• [WORK TO BE COMPLETED] Each line of the data that includes the string "véhicule" is to be copied out.

Dataset items
(begin)

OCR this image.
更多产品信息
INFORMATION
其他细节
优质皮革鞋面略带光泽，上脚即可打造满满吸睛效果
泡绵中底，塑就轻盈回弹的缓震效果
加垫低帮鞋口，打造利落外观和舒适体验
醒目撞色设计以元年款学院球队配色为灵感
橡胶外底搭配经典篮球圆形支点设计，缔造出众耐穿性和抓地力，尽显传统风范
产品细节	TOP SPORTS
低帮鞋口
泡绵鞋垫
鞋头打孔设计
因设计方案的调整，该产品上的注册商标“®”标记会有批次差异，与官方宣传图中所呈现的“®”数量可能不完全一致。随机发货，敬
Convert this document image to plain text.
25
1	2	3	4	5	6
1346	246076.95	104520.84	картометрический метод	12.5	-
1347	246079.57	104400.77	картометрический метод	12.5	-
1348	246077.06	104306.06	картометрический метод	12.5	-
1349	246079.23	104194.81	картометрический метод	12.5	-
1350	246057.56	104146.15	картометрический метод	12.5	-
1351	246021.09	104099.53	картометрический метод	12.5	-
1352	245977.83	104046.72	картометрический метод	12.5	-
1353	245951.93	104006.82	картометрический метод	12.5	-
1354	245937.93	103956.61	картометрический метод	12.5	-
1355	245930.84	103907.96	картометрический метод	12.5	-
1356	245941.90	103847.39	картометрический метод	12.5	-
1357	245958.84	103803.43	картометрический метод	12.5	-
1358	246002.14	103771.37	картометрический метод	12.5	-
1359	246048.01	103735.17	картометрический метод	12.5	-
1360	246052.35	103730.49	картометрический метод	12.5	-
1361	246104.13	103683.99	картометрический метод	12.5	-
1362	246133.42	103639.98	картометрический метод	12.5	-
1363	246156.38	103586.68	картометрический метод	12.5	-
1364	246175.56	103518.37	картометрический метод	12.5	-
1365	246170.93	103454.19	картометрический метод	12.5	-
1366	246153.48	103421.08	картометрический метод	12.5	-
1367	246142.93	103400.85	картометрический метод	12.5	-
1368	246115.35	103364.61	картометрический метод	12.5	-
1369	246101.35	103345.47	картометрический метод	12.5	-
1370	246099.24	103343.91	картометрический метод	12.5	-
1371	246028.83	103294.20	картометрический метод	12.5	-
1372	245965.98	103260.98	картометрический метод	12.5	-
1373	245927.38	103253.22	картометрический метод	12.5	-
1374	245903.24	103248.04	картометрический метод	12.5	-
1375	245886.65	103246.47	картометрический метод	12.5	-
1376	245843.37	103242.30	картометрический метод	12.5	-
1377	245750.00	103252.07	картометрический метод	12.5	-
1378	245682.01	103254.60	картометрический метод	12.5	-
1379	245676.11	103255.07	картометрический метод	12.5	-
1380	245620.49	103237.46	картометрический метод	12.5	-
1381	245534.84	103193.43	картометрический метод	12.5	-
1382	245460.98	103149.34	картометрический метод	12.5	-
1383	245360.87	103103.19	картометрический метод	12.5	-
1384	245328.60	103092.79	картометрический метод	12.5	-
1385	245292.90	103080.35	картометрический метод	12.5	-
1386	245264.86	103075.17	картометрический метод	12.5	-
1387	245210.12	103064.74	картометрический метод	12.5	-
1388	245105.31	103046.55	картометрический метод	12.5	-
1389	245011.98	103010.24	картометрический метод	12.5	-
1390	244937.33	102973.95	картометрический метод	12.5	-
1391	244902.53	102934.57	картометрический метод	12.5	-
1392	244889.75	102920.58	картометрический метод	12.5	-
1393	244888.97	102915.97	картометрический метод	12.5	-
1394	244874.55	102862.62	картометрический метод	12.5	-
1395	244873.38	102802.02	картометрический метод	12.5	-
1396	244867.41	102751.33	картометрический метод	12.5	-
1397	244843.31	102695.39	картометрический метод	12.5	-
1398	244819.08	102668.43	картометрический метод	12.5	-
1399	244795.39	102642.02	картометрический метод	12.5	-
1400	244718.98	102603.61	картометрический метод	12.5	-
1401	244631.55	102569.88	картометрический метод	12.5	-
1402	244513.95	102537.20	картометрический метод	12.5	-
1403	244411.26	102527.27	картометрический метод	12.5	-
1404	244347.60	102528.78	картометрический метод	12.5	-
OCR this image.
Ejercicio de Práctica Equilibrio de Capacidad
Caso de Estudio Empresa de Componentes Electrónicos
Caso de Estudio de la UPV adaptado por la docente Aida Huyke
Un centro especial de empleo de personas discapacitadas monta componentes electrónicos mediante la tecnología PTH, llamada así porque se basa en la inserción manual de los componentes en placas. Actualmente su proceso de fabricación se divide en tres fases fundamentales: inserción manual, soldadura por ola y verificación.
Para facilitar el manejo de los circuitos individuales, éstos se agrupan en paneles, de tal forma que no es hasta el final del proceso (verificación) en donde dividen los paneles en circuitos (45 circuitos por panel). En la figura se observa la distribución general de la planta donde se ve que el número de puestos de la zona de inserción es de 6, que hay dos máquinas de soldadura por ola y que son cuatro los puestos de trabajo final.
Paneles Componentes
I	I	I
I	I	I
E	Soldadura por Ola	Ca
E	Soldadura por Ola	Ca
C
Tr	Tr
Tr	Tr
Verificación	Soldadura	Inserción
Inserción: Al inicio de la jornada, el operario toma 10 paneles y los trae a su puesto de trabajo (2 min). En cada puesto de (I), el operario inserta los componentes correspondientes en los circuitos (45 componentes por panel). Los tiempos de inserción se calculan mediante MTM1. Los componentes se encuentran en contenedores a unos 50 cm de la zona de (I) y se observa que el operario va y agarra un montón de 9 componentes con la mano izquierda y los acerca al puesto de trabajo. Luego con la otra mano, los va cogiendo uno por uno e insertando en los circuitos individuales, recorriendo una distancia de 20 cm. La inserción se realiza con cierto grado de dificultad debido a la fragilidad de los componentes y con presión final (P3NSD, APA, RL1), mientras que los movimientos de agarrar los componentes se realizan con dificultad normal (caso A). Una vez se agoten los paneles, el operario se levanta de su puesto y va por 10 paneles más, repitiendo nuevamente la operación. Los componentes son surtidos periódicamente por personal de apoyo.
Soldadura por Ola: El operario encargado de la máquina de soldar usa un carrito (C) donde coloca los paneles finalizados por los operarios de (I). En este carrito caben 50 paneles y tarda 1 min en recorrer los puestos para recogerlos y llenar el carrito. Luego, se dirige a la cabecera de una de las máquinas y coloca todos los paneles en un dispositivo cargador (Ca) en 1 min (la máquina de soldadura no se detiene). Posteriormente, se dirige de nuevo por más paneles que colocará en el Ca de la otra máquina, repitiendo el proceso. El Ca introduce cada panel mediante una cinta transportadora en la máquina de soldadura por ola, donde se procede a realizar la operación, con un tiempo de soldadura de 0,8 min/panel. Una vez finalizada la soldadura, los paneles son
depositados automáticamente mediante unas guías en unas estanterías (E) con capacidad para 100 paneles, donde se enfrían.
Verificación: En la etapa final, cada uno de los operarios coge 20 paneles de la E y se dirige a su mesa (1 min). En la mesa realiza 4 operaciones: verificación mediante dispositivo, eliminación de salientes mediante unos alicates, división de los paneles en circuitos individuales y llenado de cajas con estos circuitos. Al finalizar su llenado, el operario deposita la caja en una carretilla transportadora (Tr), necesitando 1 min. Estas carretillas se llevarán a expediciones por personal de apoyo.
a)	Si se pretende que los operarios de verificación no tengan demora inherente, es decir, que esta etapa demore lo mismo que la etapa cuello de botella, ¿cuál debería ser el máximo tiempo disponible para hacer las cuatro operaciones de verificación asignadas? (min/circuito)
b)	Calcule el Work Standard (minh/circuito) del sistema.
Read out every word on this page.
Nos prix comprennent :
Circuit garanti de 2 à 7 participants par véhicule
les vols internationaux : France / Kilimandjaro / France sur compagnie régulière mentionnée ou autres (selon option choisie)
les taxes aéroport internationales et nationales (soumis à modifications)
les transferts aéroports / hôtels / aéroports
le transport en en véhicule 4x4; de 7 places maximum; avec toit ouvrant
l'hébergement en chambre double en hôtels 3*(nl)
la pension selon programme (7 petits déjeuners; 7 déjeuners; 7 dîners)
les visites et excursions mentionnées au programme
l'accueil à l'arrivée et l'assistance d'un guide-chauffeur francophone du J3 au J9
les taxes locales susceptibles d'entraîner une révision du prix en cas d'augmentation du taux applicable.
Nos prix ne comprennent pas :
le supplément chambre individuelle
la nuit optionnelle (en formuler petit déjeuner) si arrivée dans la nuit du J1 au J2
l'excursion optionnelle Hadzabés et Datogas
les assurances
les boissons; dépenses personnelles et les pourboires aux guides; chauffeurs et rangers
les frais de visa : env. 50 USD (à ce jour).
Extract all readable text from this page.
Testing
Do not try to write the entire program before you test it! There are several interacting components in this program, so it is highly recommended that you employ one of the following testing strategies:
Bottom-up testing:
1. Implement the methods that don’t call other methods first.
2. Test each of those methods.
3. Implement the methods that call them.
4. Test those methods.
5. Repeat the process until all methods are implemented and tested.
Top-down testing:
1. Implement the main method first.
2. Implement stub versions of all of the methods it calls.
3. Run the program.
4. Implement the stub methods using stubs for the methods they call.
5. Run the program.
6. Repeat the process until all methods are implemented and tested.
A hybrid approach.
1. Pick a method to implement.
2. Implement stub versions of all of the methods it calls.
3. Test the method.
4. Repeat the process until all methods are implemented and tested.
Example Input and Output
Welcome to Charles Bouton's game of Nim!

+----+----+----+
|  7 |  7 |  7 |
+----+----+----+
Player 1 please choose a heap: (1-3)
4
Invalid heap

(end)

• [SOLUTION TO THE EXERCISE]
Circuit garanti de 2 à 7 participants par véhicule
le transport en en véhicule 4x4; de 7 places maximum; avec toit ouvrant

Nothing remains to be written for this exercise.